| Excerpted data |
^^^^^^^^

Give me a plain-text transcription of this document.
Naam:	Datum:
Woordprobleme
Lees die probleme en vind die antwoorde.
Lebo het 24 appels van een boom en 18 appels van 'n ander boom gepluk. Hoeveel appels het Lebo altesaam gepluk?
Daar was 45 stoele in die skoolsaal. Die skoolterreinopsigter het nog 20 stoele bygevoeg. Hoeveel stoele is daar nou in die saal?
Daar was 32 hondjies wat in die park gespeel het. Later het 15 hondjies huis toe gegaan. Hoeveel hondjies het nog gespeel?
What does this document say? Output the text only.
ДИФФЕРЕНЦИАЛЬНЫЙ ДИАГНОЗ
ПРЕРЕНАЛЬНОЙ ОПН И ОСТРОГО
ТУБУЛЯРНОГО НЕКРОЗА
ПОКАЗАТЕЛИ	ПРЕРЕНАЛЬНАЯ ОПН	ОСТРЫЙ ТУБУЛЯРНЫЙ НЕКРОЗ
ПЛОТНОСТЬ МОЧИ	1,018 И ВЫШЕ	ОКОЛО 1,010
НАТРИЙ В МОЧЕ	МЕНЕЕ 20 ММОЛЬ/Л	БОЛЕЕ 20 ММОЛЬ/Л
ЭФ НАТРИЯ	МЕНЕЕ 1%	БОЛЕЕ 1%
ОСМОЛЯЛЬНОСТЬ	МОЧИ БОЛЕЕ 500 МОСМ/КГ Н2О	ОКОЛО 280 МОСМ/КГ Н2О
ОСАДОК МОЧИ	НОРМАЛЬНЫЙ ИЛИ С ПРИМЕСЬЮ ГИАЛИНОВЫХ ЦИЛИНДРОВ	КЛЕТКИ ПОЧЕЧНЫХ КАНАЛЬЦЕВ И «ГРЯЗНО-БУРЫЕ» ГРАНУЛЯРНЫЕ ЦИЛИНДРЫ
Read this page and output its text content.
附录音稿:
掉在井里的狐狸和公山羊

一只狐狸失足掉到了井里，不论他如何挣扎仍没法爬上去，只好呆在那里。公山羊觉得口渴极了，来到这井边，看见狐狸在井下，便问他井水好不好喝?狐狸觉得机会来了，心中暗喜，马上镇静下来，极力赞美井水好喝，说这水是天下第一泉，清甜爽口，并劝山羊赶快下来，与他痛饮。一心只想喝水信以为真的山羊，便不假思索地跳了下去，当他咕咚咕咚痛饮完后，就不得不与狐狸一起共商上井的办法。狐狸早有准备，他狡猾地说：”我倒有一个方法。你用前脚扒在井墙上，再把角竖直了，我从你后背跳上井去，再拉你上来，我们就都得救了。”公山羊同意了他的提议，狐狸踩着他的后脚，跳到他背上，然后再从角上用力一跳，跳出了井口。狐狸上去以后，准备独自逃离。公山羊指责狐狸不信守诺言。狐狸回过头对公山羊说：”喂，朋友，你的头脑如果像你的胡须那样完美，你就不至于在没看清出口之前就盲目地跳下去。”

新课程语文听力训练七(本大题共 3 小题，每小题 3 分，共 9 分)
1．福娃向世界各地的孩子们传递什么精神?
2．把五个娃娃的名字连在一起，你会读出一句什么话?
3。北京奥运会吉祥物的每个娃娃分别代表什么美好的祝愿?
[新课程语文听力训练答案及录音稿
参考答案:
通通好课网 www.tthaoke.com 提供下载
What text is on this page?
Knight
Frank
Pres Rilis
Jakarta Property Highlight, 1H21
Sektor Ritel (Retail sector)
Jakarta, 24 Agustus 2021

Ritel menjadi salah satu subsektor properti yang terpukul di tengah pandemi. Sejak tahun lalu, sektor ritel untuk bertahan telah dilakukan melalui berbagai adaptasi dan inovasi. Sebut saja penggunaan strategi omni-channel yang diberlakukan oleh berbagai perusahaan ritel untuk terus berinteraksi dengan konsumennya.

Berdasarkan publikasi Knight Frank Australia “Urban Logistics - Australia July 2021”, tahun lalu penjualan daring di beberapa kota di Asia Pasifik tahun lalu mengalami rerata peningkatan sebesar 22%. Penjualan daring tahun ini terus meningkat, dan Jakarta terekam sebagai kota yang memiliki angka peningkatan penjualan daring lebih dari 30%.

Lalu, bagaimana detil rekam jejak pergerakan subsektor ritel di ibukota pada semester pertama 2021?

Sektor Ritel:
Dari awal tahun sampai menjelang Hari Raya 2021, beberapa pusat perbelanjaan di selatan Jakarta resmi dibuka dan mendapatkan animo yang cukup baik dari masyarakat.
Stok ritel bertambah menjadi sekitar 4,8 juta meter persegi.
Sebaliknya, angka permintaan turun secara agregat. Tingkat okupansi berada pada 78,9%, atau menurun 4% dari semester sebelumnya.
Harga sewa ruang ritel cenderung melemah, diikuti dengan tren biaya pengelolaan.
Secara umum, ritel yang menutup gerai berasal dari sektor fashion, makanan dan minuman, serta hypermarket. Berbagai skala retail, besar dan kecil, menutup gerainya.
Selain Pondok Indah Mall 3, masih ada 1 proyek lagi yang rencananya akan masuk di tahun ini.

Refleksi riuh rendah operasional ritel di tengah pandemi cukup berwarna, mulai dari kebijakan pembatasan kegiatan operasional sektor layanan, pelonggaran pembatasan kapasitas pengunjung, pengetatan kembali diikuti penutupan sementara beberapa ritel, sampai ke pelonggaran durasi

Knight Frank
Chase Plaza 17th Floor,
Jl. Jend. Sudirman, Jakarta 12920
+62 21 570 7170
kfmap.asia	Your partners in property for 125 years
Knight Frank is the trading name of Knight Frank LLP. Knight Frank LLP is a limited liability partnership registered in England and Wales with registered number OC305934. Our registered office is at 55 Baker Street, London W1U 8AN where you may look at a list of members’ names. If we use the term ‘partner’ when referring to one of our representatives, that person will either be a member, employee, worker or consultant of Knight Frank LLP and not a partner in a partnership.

^^^^^^^^

| Aim of the task |
Determine how many lines of this listing contain "What", and give only the number.

| Response below |
2